== What to work on ==
Transcribe the records that follow exactly. Skip the pictures.

(Data extracted from a collection)
• • •

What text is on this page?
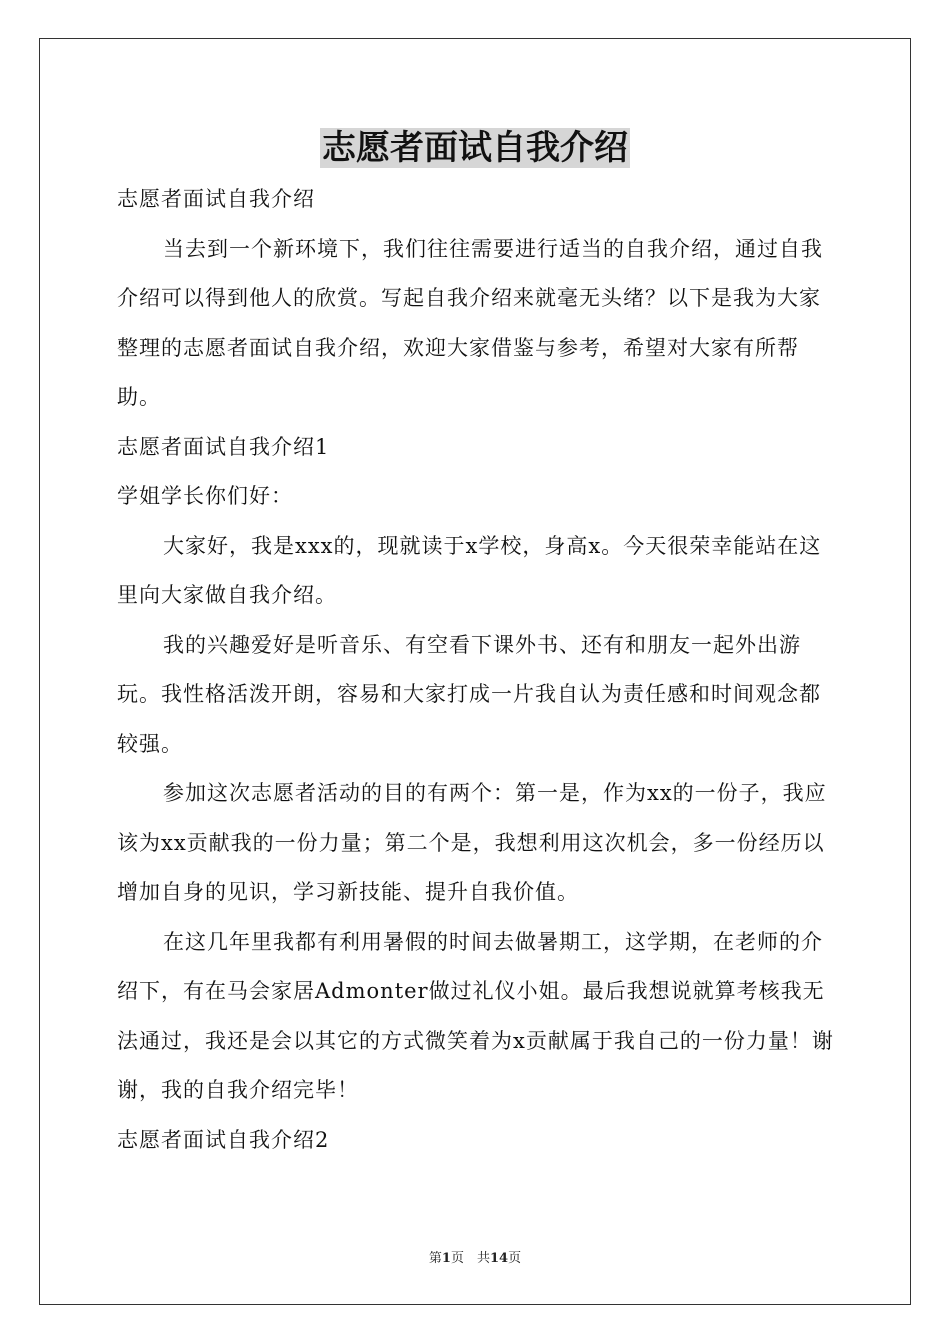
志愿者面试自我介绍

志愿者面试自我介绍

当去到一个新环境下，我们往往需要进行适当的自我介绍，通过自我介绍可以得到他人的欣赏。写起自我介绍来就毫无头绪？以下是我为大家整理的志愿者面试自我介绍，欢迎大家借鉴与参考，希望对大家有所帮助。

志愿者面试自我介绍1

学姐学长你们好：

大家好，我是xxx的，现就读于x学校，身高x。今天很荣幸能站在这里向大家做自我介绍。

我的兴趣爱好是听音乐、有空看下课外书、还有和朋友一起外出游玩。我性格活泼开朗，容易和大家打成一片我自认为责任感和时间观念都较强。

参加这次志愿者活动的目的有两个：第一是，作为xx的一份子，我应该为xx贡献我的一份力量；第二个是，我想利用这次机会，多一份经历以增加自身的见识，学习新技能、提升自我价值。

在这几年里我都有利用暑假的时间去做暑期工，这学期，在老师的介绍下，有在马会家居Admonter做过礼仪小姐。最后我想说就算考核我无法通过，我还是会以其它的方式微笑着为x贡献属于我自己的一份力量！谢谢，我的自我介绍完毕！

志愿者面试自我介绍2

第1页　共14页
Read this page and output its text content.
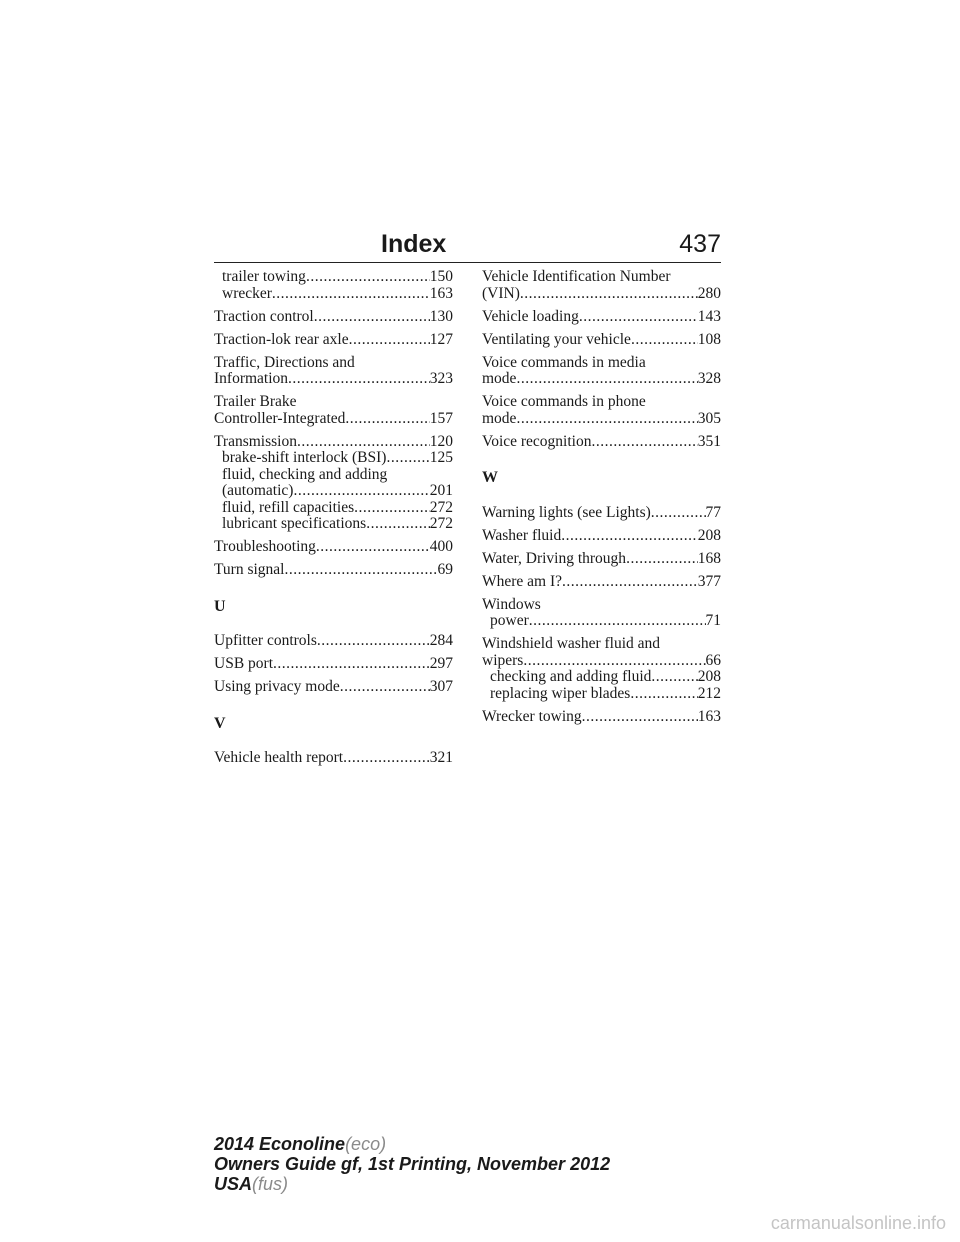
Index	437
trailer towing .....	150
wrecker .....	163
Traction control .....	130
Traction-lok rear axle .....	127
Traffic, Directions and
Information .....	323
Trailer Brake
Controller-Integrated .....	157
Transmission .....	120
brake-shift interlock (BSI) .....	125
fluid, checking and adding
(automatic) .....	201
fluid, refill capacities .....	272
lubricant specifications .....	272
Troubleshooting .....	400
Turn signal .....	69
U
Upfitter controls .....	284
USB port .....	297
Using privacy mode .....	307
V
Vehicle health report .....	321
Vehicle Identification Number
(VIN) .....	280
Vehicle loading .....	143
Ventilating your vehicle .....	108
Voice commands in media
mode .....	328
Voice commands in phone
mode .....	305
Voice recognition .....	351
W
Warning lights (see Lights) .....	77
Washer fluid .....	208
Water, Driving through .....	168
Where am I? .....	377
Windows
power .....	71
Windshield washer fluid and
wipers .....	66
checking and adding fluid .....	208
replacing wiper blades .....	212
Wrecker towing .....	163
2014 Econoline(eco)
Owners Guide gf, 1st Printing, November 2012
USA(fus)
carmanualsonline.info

• • •

== Reply to the exercise ==
What text is on this page?
志愿者面试自我介绍

志愿者面试自我介绍

当去到一个新环境下，我们往往需要进行适当的自我介绍，通过自我介绍可以得到他人的欣赏。写起自我介绍来就毫无头绪？以下是我为大家整理的志愿者面试自我介绍，欢迎大家借鉴与参考，希望对大家有所帮助。

志愿者面试自我介绍1

学姐学长你们好：

大家好，我是xxx的，现就读于x学校，身高x。今天很荣幸能站在这里向大家做自我介绍。

我的兴趣爱好是听音乐、有空看下课外书、还有和朋友一起外出游玩。我性格活泼开朗，容易和大家打成一片我自认为责任感和时间观念都较强。

参加这次志愿者活动的目的有两个：第一是，作为xx的一份子，我应该为xx贡献我的一份力量；第二个是，我想利用这次机会，多一份经历以增加自身的见识，学习新技能、提升自我价值。

在这几年里我都有利用暑假的时间去做暑期工，这学期，在老师的介绍下，有在马会家居Admonter做过礼仪小姐。最后我想说就算考核我无法通过，我还是会以其它的方式微笑着为x贡献属于我自己的一份力量！谢谢，我的自我介绍完毕！

志愿者面试自我介绍2

第1页　共14页
Read this page and output its text content.
Index	437
trailer towing .....	150
wrecker .....	163
Traction control .....	130
Traction-lok rear axle .....	127
Traffic, Directions and
Information .....	323
Trailer Brake
Controller-Integrated .....	157
Transmission .....	120
brake-shift interlock (BSI) .....	125
fluid, checking and adding
(automatic) .....	201
fluid, refill capacities .....	272
lubricant specifications .....	272
Troubleshooting .....	400
Turn signal .....	69
U
Upfitter controls .....	284
USB port .....	297
Using privacy mode .....	307
V
Vehicle health report .....	321
Vehicle Identification Number
(VIN) .....	280
Vehicle loading .....	143
Ventilating your vehicle .....	108
Voice commands in media
mode .....	328
Voice commands in phone
mode .....	305
Voice recognition .....	351
W
Warning lights (see Lights) .....	77
Washer fluid .....	208
Water, Driving through .....	168
Where am I? .....	377
Windows
power .....	71
Windshield washer fluid and
wipers .....	66
checking and adding fluid .....	208
replacing wiper blades .....	212
Wrecker towing .....	163
2014 Econoline(eco)
Owners Guide gf, 1st Printing, November 2012
USA(fus)
carmanualsonline.info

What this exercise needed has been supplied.